**Aim of the exercise:** Of all the lines in the material, how many include the word "JSON"? Give only the number.

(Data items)

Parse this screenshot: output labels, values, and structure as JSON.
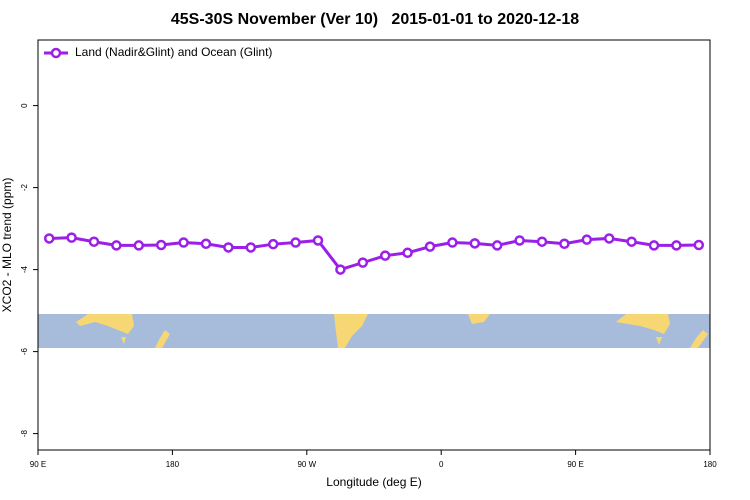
{
  "chart_data": {
    "type": "line",
    "title": "45S-30S November (Ver 10)   2015-01-01 to 2020-12-18",
    "x_label": "Longitude (deg E)",
    "y_label": "XCO2 - MLO trend (ppm)",
    "xlim": [
      90,
      540
    ],
    "xticks": [
      {
        "value": 90,
        "label": "90 E"
      },
      {
        "value": 180,
        "label": "180"
      },
      {
        "value": 270,
        "label": "90 W"
      },
      {
        "value": 360,
        "label": "0"
      },
      {
        "value": 450,
        "label": "90 E"
      },
      {
        "value": 540,
        "label": "180"
      }
    ],
    "ylim": [
      -8.4,
      1.6
    ],
    "yticks": [
      0,
      -2,
      -4,
      -6,
      -8
    ],
    "x": [
      97.5,
      112.5,
      127.5,
      142.5,
      157.5,
      172.5,
      187.5,
      202.5,
      217.5,
      232.5,
      247.5,
      262.5,
      277.5,
      292.5,
      307.5,
      322.5,
      337.5,
      352.5,
      367.5,
      382.5,
      397.5,
      412.5,
      427.5,
      442.5,
      457.5,
      472.5,
      487.5,
      502.5,
      517.5,
      532.5
    ],
    "series": [
      {
        "name": "Land (Nadir&Glint) and Ocean (Glint)",
        "color": "#9b1fe8",
        "values": [
          -3.24,
          -3.22,
          -3.32,
          -3.41,
          -3.41,
          -3.4,
          -3.34,
          -3.37,
          -3.46,
          -3.46,
          -3.38,
          -3.34,
          -3.29,
          -4.0,
          -3.83,
          -3.66,
          -3.59,
          -3.44,
          -3.34,
          -3.36,
          -3.41,
          -3.29,
          -3.32,
          -3.37,
          -3.27,
          -3.24,
          -3.32,
          -3.41,
          -3.41,
          -3.4
        ]
      }
    ]
  }
}
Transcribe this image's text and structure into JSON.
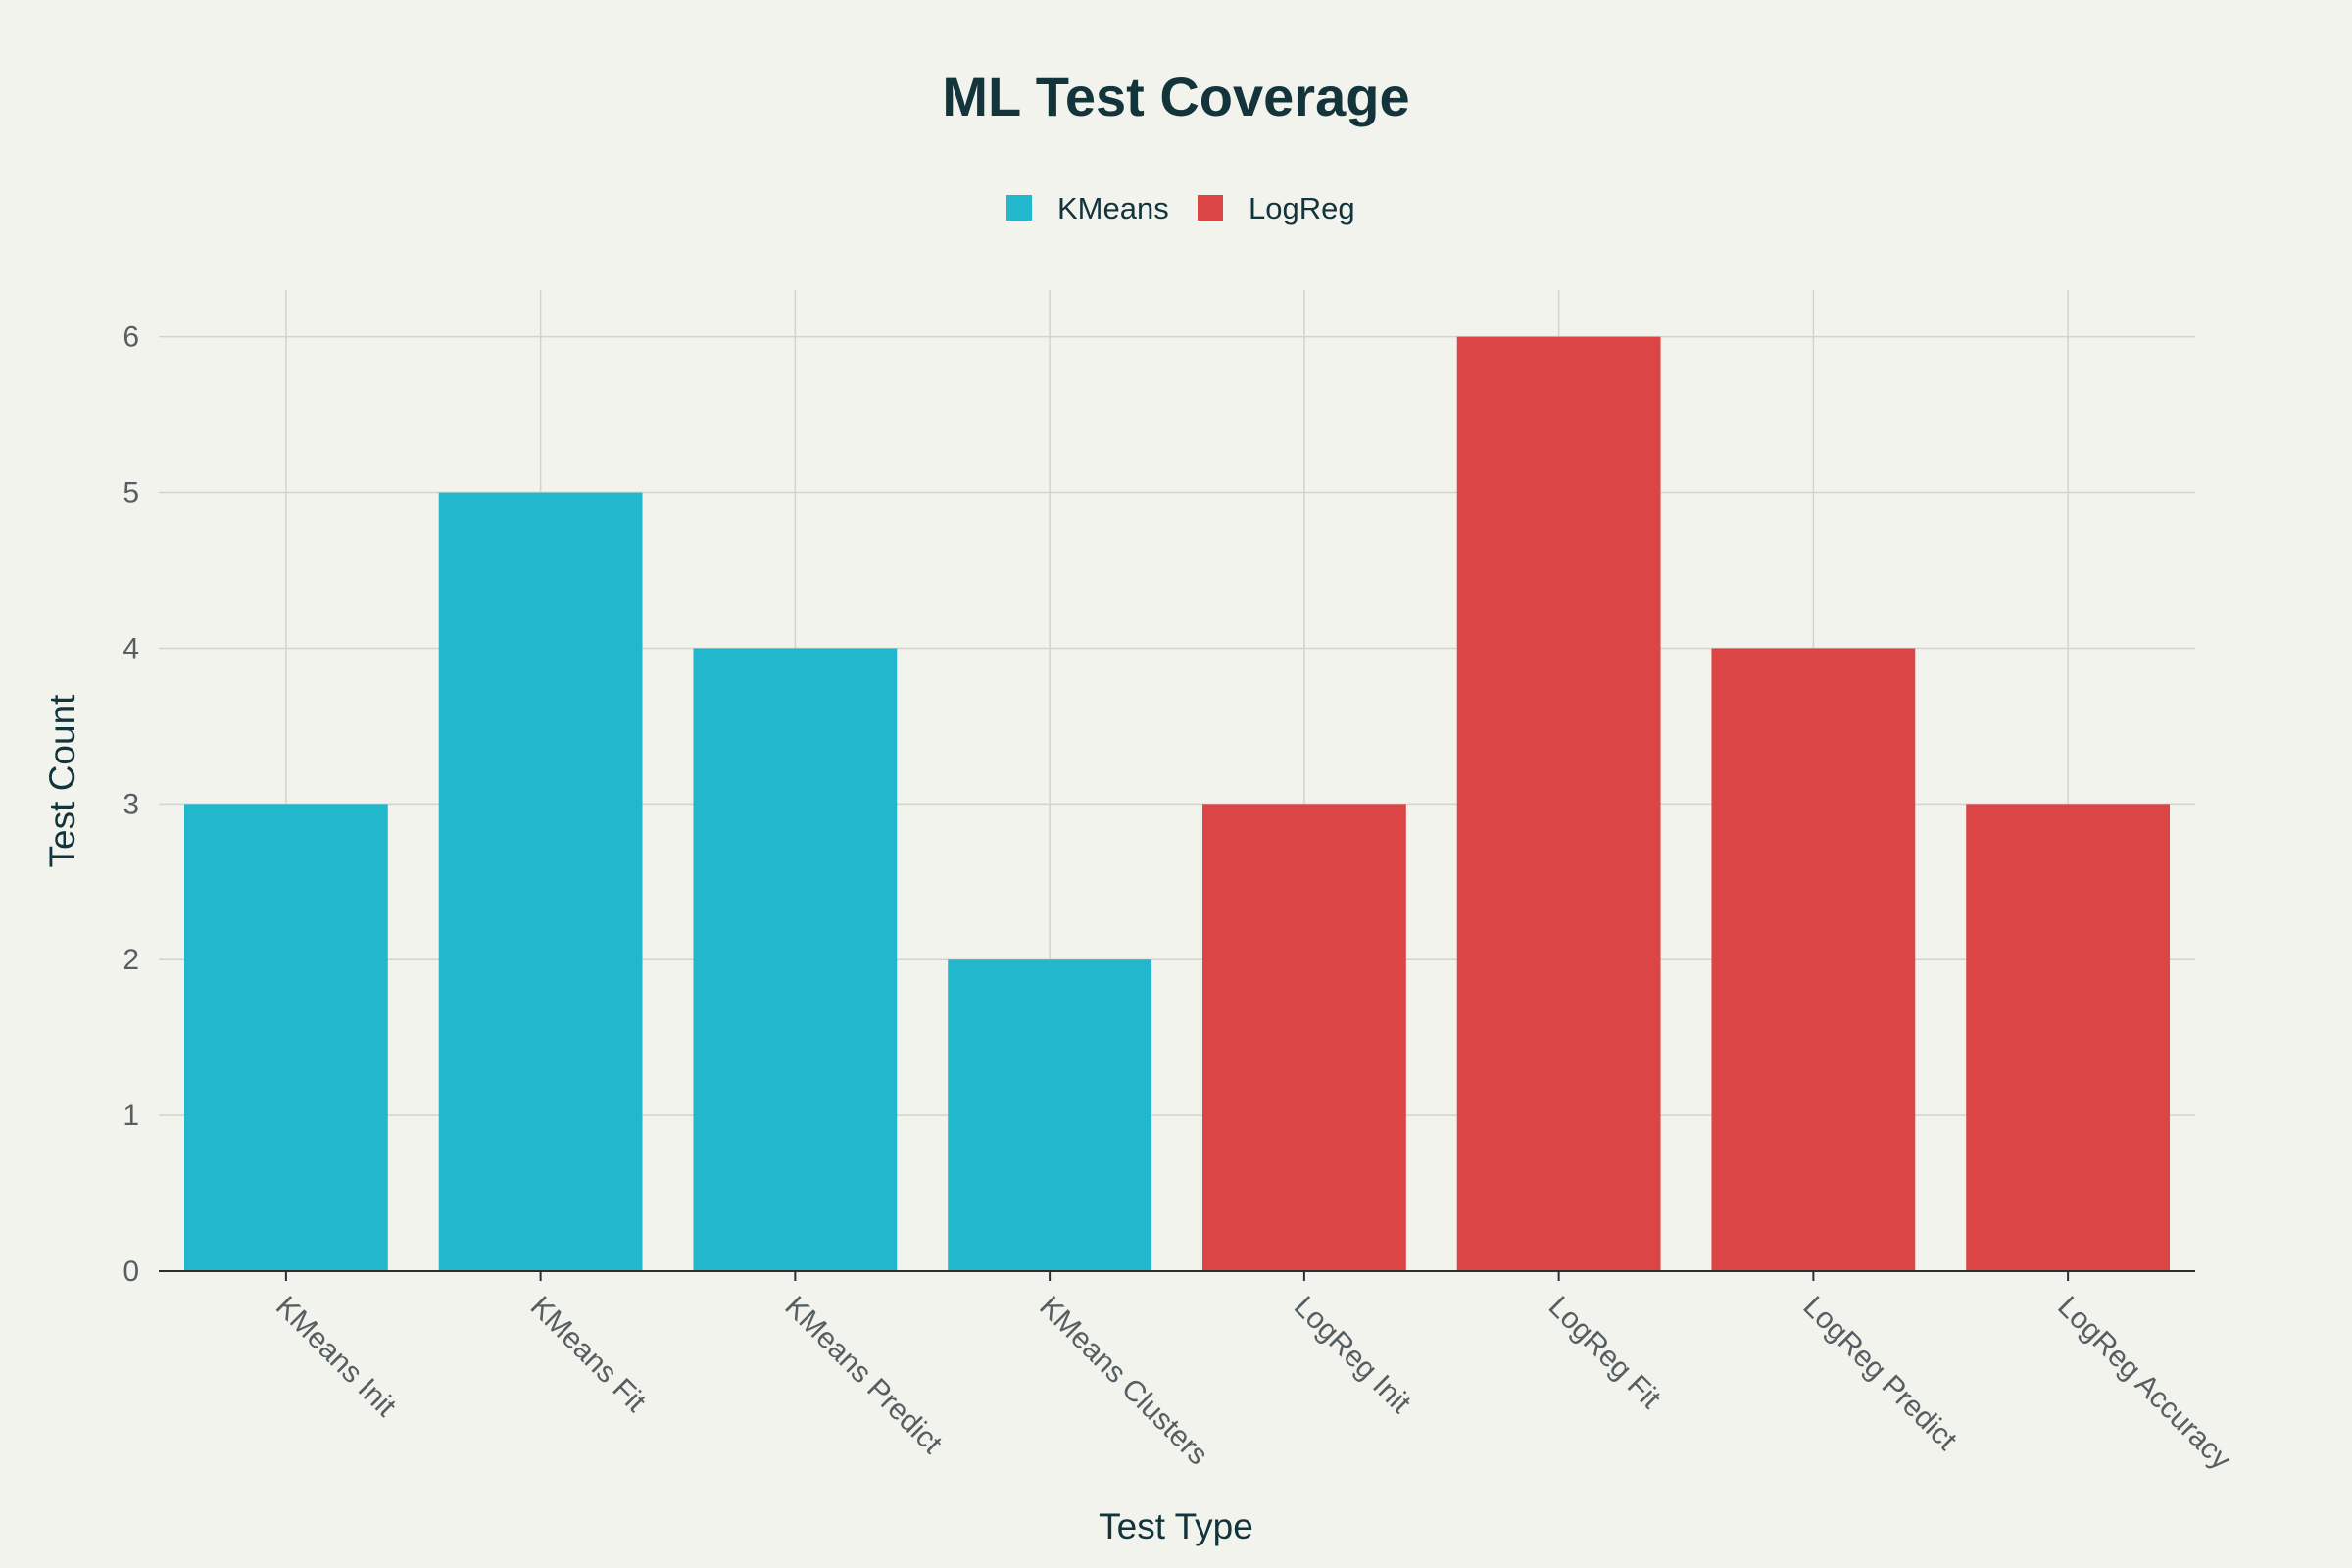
{
  "chart_data": {
    "type": "bar",
    "title": "ML Test Coverage",
    "xlabel": "Test Type",
    "ylabel": "Test Count",
    "ylim": [
      0,
      6.3
    ],
    "yticks": [
      0,
      1,
      2,
      3,
      4,
      5,
      6
    ],
    "grid": true,
    "legend_position": "top-center",
    "categories": [
      "KMeans Init",
      "KMeans Fit",
      "KMeans Predict",
      "KMeans Clusters",
      "LogReg Init",
      "LogReg Fit",
      "LogReg Predict",
      "LogReg Accuracy"
    ],
    "series": [
      {
        "name": "KMeans",
        "color": "#21b8cd",
        "values": [
          3,
          5,
          4,
          2,
          null,
          null,
          null,
          null
        ]
      },
      {
        "name": "LogReg",
        "color": "#db4545",
        "values": [
          null,
          null,
          null,
          null,
          3,
          6,
          4,
          3
        ]
      }
    ]
  }
}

**Task result:** 2